*** MATERIAL PROVIDED ***

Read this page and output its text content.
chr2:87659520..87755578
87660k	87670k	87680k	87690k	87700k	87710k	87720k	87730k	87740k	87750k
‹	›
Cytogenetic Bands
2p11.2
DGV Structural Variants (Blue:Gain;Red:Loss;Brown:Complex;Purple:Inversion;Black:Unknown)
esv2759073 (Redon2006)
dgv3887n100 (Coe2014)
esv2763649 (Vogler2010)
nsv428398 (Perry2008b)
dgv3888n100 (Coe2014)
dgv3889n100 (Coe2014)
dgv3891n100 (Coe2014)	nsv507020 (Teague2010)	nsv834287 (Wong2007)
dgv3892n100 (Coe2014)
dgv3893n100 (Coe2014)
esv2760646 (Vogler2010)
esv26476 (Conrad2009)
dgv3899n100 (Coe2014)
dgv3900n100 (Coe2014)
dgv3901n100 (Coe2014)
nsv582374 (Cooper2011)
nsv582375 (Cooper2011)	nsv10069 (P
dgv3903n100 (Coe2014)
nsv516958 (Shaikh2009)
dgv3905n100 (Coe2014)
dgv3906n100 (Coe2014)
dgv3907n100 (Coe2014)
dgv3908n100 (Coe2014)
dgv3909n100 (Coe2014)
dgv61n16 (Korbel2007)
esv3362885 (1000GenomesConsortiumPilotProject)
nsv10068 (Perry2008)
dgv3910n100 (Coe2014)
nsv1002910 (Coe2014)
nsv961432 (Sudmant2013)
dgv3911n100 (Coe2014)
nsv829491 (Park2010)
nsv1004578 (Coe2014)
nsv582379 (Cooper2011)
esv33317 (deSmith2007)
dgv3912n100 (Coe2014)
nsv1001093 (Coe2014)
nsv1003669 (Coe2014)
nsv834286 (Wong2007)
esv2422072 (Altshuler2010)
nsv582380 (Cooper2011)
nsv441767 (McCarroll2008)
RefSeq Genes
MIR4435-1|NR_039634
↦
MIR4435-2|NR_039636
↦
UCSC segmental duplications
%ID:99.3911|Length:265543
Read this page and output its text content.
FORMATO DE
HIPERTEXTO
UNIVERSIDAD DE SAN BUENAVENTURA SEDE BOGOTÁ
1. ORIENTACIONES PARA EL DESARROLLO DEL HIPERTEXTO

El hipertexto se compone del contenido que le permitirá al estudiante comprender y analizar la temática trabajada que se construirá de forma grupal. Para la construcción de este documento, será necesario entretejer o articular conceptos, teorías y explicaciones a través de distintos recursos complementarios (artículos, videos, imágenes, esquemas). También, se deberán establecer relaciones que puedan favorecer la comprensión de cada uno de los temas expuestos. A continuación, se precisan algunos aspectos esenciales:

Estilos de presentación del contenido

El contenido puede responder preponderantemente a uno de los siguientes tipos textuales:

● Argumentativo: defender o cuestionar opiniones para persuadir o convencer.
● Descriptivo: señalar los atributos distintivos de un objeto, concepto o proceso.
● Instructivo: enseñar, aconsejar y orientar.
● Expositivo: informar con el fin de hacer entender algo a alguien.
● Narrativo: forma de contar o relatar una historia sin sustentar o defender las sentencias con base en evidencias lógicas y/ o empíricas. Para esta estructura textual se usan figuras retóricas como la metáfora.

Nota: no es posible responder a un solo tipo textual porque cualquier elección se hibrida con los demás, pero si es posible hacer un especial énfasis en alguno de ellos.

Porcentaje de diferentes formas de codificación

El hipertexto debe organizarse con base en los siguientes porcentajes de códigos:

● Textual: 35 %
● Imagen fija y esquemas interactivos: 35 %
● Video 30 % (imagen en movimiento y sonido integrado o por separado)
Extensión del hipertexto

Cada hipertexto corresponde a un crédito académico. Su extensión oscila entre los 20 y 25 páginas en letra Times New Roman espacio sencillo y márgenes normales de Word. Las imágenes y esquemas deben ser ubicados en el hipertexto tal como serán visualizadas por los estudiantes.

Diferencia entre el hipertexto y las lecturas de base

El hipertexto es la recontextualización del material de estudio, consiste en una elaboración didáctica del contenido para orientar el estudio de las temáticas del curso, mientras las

*** End of MATERIAL PROVIDED ***

- WHAT THE TASK ASKS: For the material, find the number of lines holding the word "responder" and give that figure and nothing more.

- OUTPUT BELOW: 2